### Exercise instructions
Output the full material exactly as it appears here.

## START Provided data

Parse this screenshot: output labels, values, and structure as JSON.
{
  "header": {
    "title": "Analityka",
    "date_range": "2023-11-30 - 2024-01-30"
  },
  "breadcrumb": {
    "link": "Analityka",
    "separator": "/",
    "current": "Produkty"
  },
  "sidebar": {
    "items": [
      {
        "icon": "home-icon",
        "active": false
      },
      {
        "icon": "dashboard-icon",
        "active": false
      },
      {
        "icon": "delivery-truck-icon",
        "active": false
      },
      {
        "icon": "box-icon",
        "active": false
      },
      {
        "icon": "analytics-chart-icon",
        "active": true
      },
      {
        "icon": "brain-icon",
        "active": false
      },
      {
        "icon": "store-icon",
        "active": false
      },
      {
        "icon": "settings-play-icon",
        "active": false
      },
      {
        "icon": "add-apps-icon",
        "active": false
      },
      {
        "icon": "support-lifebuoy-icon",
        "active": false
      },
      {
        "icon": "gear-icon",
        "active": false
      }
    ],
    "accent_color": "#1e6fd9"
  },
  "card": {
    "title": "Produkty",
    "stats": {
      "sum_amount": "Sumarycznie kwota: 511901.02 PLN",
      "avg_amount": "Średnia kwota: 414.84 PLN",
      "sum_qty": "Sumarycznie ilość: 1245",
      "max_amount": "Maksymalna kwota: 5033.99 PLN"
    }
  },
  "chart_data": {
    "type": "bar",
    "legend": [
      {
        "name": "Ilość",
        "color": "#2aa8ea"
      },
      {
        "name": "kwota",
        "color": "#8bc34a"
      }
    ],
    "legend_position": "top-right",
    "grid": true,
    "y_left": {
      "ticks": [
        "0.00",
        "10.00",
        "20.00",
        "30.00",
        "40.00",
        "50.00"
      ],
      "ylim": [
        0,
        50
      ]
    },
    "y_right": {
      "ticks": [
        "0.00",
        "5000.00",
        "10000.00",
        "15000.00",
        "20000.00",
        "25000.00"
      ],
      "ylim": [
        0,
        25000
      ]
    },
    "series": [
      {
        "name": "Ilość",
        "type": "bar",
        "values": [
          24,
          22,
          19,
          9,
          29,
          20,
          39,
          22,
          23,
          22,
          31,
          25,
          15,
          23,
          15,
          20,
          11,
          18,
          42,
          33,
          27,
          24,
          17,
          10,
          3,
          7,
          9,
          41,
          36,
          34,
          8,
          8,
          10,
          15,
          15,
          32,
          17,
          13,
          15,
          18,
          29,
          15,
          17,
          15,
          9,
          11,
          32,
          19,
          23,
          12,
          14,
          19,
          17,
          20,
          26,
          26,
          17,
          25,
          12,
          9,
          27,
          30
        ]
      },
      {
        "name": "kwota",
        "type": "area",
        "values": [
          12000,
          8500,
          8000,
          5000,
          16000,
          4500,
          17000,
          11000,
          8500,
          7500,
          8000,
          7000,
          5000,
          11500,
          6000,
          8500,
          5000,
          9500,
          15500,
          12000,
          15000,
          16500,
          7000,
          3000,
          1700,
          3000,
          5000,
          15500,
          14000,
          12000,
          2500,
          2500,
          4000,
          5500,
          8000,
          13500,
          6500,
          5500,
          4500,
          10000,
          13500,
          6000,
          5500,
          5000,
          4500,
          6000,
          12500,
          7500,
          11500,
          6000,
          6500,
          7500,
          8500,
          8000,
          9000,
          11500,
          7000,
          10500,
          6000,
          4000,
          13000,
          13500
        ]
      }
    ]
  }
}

## END Provided data

### Exercise answer
Parse this screenshot: output labels, values, and structure as JSON.
{
  "header": {
    "title": "Analityka",
    "date_range": "2023-11-30 - 2024-01-30"
  },
  "breadcrumb": {
    "link": "Analityka",
    "separator": "/",
    "current": "Produkty"
  },
  "sidebar": {
    "items": [
      {
        "icon": "home-icon",
        "active": false
      },
      {
        "icon": "dashboard-icon",
        "active": false
      },
      {
        "icon": "delivery-truck-icon",
        "active": false
      },
      {
        "icon": "box-icon",
        "active": false
      },
      {
        "icon": "analytics-chart-icon",
        "active": true
      },
      {
        "icon": "brain-icon",
        "active": false
      },
      {
        "icon": "store-icon",
        "active": false
      },
      {
        "icon": "settings-play-icon",
        "active": false
      },
      {
        "icon": "add-apps-icon",
        "active": false
      },
      {
        "icon": "support-lifebuoy-icon",
        "active": false
      },
      {
        "icon": "gear-icon",
        "active": false
      }
    ],
    "accent_color": "#1e6fd9"
  },
  "card": {
    "title": "Produkty",
    "stats": {
      "sum_amount": "Sumarycznie kwota: 511901.02 PLN",
      "avg_amount": "Średnia kwota: 414.84 PLN",
      "sum_qty": "Sumarycznie ilość: 1245",
      "max_amount": "Maksymalna kwota: 5033.99 PLN"
    }
  },
  "chart_data": {
    "type": "bar",
    "legend": [
      {
        "name": "Ilość",
        "color": "#2aa8ea"
      },
      {
        "name": "kwota",
        "color": "#8bc34a"
      }
    ],
    "legend_position": "top-right",
    "grid": true,
    "y_left": {
      "ticks": [
        "0.00",
        "10.00",
        "20.00",
        "30.00",
        "40.00",
        "50.00"
      ],
      "ylim": [
        0,
        50
      ]
    },
    "y_right": {
      "ticks": [
        "0.00",
        "5000.00",
        "10000.00",
        "15000.00",
        "20000.00",
        "25000.00"
      ],
      "ylim": [
        0,
        25000
      ]
    },
    "series": [
      {
        "name": "Ilość",
        "type": "bar",
        "values": [
          24,
          22,
          19,
          9,
          29,
          20,
          39,
          22,
          23,
          22,
          31,
          25,
          15,
          23,
          15,
          20,
          11,
          18,
          42,
          33,
          27,
          24,
          17,
          10,
          3,
          7,
          9,
          41,
          36,
          34,
          8,
          8,
          10,
          15,
          15,
          32,
          17,
          13,
          15,
          18,
          29,
          15,
          17,
          15,
          9,
          11,
          32,
          19,
          23,
          12,
          14,
          19,
          17,
          20,
          26,
          26,
          17,
          25,
          12,
          9,
          27,
          30
        ]
      },
      {
        "name": "kwota",
        "type": "area",
        "values": [
          12000,
          8500,
          8000,
          5000,
          16000,
          4500,
          17000,
          11000,
          8500,
          7500,
          8000,
          7000,
          5000,
          11500,
          6000,
          8500,
          5000,
          9500,
          15500,
          12000,
          15000,
          16500,
          7000,
          3000,
          1700,
          3000,
          5000,
          15500,
          14000,
          12000,
          2500,
          2500,
          4000,
          5500,
          8000,
          13500,
          6500,
          5500,
          4500,
          10000,
          13500,
          6000,
          5500,
          5000,
          4500,
          6000,
          12500,
          7500,
          11500,
          6000,
          6500,
          7500,
          8500,
          8000,
          9000,
          11500,
          7000,
          10500,
          6000,
          4000,
          13000,
          13500
        ]
      }
    ]
  }
}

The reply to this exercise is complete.